[Recorded data]
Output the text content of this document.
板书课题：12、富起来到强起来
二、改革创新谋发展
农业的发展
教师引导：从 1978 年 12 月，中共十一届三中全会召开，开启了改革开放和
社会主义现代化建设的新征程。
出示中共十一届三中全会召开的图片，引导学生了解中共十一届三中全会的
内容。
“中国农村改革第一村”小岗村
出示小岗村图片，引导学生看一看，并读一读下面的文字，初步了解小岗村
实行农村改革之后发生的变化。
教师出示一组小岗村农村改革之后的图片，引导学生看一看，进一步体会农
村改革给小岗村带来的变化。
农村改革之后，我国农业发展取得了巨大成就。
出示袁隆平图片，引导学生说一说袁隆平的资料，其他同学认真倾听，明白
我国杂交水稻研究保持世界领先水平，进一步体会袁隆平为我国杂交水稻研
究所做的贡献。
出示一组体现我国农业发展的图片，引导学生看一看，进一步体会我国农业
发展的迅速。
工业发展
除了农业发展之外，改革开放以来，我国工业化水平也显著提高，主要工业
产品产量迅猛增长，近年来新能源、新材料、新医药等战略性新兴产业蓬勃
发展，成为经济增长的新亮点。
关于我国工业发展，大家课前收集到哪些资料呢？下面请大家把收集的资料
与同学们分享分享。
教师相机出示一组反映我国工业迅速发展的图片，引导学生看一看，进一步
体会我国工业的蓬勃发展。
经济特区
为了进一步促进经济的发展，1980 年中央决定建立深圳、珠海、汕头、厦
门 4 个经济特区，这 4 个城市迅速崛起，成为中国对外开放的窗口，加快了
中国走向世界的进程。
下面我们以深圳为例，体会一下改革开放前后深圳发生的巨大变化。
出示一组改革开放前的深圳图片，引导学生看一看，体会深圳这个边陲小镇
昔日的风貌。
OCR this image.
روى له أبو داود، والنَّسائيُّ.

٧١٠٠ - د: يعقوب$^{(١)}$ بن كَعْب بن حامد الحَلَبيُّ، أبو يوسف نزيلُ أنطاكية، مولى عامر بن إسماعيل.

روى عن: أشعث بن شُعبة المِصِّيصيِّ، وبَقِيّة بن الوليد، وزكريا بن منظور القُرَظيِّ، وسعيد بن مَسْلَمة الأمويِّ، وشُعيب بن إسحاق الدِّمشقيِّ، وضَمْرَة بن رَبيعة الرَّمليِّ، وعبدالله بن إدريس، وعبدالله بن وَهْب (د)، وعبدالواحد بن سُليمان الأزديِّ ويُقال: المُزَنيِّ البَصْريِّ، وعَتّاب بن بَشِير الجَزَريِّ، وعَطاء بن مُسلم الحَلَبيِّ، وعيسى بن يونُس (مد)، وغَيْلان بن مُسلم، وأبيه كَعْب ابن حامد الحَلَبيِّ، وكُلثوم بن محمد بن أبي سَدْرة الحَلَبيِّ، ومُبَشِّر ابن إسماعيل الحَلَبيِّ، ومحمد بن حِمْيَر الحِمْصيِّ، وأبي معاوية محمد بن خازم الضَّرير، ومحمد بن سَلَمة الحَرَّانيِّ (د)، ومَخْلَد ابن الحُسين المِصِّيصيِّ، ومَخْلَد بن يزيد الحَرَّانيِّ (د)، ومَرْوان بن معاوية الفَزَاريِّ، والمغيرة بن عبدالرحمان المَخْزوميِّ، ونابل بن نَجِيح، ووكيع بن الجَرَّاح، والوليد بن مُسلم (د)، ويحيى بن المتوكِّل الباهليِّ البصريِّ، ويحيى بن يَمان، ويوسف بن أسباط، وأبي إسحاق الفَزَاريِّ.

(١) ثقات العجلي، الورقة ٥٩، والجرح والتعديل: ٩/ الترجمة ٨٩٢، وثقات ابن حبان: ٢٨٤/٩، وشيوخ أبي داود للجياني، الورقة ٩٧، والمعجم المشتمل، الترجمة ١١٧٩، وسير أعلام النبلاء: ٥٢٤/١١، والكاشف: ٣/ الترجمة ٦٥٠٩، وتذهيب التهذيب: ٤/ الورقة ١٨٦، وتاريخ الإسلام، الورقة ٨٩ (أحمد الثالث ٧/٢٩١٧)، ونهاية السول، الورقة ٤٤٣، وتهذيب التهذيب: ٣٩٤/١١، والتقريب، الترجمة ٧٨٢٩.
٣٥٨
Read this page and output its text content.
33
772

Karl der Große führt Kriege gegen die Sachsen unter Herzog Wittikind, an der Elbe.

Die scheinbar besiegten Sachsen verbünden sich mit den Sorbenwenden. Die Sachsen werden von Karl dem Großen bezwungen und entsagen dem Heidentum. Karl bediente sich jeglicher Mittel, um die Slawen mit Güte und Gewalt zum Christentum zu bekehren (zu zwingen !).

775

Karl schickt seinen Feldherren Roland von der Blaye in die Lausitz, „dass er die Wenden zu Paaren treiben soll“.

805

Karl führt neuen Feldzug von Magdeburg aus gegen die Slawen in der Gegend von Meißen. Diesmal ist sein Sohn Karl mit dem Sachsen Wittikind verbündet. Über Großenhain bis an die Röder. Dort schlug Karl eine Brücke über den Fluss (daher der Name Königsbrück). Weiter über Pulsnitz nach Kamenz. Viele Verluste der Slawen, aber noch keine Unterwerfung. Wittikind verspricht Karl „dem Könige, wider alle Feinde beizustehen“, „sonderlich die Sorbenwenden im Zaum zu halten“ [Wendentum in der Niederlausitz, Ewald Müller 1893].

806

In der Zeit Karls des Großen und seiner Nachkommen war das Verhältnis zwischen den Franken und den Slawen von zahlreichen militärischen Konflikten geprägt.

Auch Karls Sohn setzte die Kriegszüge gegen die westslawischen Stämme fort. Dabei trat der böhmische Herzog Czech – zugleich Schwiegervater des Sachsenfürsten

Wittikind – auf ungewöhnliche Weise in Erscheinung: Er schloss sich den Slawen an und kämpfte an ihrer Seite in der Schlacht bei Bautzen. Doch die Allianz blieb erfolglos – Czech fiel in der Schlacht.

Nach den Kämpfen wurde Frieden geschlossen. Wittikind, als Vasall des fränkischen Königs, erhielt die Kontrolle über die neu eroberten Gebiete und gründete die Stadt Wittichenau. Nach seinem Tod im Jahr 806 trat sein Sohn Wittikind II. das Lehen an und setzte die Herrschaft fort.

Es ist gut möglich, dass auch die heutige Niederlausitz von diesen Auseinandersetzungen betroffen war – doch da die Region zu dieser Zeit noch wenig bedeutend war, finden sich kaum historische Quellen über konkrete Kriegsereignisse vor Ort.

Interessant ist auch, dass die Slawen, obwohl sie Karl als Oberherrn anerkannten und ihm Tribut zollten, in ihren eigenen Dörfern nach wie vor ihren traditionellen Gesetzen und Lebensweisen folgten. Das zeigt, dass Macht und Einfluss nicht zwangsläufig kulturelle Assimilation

▶ _Exercise_: From the records, copy every line that has the string "content" in it.

▶ _Result_:
Output the text content of this document.
Read this page and output its text content.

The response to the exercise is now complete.